Only lines holding the word "Erwartungen" should be copied from the material.

---------- RECORD EXCERPTS ----------

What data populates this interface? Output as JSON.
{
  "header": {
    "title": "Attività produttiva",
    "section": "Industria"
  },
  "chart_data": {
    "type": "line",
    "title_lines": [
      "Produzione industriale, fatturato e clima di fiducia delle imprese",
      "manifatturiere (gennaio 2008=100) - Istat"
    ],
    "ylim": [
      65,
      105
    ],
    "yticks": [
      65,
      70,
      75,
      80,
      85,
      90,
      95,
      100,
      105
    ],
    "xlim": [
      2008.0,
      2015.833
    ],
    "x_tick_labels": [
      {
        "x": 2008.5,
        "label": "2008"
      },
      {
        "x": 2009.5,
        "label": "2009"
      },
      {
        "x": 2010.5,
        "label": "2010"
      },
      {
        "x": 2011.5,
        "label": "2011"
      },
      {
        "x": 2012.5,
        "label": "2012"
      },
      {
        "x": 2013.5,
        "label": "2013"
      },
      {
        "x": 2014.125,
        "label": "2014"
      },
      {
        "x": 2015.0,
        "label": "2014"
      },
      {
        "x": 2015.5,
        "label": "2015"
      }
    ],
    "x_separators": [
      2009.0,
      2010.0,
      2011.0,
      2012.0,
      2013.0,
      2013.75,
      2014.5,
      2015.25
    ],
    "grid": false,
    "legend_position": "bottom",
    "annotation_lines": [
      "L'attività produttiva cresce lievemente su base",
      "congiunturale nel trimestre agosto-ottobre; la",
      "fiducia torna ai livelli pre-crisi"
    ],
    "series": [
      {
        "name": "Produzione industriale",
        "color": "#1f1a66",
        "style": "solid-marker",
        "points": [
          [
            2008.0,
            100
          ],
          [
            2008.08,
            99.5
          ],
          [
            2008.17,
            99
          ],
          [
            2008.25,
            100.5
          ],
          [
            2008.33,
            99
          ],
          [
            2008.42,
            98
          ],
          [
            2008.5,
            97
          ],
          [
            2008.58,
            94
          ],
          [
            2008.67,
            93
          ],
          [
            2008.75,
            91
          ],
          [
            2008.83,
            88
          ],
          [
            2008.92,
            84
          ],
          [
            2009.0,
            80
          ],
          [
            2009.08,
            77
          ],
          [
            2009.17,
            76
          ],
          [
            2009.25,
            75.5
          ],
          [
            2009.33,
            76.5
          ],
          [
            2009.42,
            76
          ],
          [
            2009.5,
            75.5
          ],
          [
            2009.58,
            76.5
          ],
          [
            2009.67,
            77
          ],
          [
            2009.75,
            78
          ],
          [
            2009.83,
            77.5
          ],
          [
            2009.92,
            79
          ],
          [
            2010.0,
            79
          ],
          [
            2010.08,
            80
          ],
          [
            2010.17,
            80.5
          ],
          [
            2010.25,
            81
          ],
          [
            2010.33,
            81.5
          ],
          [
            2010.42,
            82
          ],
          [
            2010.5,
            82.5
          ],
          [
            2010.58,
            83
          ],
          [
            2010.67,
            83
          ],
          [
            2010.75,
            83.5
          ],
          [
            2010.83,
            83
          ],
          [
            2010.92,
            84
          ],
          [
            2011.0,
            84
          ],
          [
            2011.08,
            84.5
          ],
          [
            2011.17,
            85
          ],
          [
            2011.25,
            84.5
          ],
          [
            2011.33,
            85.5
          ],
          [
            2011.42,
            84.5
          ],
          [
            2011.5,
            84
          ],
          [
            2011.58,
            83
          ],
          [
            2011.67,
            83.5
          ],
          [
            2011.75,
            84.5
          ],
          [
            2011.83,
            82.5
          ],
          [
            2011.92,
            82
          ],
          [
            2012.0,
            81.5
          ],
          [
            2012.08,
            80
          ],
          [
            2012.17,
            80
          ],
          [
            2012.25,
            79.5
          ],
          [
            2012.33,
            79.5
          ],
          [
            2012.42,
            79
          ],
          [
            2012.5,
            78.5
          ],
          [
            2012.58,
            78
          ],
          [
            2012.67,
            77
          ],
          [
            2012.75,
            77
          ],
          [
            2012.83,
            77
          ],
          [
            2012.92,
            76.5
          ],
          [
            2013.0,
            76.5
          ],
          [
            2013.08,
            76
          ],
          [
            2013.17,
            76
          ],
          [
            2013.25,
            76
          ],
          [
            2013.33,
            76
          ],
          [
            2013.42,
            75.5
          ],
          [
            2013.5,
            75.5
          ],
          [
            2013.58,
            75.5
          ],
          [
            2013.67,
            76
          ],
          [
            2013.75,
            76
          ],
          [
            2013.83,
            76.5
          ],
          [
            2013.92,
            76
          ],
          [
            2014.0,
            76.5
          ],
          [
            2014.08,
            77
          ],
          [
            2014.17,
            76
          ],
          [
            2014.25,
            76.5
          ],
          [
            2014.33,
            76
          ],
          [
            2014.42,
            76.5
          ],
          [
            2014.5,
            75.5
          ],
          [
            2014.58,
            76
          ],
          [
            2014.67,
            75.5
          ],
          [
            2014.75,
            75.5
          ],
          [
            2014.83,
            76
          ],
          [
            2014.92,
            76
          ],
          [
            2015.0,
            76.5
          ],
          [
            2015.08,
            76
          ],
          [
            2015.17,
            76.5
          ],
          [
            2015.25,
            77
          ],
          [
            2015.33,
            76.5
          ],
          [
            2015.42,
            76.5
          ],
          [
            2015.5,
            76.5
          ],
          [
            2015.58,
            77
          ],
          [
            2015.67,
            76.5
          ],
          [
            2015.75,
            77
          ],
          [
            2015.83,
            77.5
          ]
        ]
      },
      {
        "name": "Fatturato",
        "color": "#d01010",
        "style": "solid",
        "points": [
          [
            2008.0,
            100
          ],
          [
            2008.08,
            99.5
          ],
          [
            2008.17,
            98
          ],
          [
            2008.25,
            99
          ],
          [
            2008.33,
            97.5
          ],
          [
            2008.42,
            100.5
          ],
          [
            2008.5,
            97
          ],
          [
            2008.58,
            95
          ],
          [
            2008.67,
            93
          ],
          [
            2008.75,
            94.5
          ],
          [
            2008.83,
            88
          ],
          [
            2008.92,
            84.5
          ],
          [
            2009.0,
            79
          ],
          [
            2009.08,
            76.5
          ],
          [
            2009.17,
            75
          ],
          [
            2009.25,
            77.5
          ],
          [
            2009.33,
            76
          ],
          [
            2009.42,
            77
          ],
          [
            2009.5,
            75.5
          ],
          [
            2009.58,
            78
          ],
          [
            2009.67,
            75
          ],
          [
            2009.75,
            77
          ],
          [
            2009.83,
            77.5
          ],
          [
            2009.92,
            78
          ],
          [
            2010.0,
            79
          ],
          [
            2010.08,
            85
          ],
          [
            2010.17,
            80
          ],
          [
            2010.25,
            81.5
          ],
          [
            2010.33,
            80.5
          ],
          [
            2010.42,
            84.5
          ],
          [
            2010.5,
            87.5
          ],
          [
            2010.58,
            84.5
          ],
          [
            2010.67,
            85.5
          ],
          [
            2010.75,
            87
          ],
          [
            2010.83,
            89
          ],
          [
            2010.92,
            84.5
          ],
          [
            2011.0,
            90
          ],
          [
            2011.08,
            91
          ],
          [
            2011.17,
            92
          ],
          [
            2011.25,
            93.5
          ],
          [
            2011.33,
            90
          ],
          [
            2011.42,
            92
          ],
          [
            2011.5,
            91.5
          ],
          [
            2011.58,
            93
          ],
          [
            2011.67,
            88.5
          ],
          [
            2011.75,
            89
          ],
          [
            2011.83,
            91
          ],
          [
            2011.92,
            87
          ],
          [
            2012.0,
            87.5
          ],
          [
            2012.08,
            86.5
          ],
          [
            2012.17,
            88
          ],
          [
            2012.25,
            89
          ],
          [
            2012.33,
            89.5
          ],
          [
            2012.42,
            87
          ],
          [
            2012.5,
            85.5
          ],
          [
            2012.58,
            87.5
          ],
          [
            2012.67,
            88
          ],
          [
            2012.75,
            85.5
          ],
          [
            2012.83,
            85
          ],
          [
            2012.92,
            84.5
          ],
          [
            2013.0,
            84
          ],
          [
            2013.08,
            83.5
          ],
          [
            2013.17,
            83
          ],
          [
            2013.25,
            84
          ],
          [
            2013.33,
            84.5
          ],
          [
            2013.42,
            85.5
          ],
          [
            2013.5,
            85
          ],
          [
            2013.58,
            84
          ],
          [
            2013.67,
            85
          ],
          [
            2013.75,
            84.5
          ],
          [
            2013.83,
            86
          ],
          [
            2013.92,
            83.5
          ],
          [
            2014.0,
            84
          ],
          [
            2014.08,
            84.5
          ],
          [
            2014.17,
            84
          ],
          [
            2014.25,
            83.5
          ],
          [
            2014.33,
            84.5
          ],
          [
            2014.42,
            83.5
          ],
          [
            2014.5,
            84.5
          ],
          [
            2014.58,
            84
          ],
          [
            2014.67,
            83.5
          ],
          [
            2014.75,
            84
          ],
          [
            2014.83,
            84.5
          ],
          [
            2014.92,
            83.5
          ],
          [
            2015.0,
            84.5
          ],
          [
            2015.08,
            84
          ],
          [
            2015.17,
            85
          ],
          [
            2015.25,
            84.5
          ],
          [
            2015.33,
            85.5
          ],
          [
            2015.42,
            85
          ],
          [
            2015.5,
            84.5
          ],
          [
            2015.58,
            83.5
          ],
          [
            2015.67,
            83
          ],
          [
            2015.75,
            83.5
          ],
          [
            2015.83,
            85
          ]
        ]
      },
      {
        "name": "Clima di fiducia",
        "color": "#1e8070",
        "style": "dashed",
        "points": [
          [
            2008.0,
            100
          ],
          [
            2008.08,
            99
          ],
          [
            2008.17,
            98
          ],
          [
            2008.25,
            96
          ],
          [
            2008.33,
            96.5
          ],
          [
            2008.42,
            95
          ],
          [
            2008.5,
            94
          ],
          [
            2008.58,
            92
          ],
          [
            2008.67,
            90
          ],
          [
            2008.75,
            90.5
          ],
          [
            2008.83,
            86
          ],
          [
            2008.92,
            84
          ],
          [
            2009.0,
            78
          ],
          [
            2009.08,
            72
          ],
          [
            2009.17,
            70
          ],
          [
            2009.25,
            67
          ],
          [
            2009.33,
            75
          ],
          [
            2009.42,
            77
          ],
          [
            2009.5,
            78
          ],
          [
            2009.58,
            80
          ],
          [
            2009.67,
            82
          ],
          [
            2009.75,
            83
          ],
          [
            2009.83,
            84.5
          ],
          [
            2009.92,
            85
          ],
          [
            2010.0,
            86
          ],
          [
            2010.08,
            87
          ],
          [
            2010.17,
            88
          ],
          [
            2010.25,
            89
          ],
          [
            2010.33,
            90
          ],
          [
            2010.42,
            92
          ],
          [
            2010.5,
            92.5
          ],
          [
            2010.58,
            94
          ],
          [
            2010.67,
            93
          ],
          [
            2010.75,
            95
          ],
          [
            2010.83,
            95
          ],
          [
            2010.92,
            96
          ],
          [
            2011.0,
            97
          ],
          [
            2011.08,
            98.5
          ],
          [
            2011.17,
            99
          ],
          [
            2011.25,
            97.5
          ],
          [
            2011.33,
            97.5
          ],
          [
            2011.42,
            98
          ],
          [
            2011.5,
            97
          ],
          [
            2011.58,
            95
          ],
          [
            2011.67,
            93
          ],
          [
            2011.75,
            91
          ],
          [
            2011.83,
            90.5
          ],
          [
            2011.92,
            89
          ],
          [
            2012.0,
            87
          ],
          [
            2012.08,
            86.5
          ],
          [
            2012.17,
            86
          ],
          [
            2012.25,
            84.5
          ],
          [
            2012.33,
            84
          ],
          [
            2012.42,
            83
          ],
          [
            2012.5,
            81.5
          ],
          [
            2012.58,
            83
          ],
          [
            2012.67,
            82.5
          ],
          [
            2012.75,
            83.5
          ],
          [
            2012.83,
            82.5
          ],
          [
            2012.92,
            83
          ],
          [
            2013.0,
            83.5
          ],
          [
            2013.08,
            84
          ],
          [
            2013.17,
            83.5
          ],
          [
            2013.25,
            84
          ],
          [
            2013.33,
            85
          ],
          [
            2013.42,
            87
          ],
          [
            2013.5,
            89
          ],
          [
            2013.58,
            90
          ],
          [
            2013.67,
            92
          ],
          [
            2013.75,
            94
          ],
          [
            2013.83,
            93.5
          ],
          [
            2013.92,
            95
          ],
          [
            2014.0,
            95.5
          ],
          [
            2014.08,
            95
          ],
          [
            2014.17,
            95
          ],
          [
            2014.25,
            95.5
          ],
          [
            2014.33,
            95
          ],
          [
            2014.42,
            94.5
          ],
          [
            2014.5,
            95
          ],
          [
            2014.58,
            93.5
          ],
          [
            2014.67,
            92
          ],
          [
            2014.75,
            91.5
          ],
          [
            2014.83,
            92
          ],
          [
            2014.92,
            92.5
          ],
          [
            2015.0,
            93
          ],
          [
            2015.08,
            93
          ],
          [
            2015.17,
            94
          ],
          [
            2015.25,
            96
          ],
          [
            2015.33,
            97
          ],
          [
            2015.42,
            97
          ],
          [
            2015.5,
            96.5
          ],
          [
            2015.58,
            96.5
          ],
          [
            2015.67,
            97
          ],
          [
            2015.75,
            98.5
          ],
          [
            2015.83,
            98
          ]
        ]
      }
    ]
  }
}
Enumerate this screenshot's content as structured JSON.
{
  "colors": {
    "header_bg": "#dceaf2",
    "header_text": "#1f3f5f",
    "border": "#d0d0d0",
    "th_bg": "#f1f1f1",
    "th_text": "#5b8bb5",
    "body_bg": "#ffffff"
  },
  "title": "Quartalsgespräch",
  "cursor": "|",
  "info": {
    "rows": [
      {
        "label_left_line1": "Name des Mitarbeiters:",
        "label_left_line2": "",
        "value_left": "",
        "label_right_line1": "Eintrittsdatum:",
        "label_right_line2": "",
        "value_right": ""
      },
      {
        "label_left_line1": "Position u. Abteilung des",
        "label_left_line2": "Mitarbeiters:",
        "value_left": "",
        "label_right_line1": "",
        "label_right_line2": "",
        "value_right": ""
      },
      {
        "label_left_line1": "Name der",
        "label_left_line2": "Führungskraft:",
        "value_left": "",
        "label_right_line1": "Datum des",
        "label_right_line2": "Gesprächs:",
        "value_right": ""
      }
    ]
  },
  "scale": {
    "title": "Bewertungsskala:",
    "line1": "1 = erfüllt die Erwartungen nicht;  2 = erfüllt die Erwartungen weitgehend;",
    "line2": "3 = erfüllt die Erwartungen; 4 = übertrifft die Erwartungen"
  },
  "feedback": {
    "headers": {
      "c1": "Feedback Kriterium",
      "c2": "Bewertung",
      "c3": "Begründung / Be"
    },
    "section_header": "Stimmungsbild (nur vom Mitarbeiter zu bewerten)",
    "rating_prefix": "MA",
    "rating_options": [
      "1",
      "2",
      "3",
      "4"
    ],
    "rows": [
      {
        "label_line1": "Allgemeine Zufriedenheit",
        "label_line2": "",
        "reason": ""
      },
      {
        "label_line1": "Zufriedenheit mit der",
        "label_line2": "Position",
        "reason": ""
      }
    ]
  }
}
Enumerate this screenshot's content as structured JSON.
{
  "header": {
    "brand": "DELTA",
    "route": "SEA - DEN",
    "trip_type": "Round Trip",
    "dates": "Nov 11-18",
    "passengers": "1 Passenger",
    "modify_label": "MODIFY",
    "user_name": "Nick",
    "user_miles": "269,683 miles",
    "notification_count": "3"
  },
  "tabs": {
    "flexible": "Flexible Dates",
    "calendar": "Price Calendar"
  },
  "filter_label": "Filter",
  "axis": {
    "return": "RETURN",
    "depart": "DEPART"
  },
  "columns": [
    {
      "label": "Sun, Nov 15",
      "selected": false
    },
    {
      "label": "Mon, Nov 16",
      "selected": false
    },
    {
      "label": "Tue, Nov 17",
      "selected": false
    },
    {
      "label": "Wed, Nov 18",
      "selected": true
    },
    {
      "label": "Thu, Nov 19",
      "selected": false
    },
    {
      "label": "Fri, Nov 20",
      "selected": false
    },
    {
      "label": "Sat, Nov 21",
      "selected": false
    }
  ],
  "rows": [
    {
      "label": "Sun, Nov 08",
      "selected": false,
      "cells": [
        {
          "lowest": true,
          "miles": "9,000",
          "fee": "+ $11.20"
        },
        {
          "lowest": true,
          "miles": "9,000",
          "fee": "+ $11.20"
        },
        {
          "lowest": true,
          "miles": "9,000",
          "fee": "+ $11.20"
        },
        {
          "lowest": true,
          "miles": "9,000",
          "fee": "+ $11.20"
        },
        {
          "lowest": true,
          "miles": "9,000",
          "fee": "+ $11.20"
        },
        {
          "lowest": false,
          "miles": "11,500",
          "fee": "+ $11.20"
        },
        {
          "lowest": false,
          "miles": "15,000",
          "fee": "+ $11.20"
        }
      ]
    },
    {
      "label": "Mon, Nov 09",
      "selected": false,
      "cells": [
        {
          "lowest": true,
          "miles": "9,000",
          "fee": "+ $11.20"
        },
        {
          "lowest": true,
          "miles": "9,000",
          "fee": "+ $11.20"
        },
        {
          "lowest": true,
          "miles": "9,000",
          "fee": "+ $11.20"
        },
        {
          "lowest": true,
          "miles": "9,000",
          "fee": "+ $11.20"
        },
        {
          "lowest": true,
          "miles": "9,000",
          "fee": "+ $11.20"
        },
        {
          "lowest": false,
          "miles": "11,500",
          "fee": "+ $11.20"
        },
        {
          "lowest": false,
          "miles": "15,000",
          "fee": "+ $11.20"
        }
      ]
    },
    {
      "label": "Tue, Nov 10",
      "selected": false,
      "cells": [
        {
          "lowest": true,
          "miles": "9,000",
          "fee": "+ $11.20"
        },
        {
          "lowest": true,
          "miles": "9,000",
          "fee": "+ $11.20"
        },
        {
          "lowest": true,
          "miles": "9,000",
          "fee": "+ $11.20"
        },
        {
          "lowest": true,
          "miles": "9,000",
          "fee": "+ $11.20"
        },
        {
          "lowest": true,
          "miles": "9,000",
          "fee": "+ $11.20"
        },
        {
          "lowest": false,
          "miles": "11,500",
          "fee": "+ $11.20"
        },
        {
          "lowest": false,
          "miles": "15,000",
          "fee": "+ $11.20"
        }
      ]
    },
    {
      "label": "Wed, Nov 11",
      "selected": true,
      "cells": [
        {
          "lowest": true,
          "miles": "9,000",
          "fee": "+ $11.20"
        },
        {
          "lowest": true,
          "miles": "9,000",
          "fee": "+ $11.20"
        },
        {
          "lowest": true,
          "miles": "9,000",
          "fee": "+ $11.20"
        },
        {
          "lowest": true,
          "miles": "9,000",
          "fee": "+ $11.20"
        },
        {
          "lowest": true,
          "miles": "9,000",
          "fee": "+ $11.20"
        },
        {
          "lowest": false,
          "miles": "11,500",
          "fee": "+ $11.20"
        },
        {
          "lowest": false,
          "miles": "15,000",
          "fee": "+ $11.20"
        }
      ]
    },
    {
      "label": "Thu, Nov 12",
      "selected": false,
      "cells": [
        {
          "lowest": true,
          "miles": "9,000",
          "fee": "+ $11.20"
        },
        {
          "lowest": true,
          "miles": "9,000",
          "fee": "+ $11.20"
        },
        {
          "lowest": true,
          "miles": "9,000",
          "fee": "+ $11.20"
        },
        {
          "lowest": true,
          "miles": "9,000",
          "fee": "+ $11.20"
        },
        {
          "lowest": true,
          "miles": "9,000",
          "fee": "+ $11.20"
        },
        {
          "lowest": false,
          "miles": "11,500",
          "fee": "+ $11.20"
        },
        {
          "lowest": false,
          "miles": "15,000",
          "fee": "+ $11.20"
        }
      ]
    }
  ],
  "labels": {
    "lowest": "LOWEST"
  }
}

----------

» PROBLEM SOLUTION:
    "line1": "1 = erfüllt die Erwartungen nicht;  2 = erfüllt die Erwartungen weitgehend;",
    "line2": "3 = erfüllt die Erwartungen; 4 = übertrifft die Erwartungen"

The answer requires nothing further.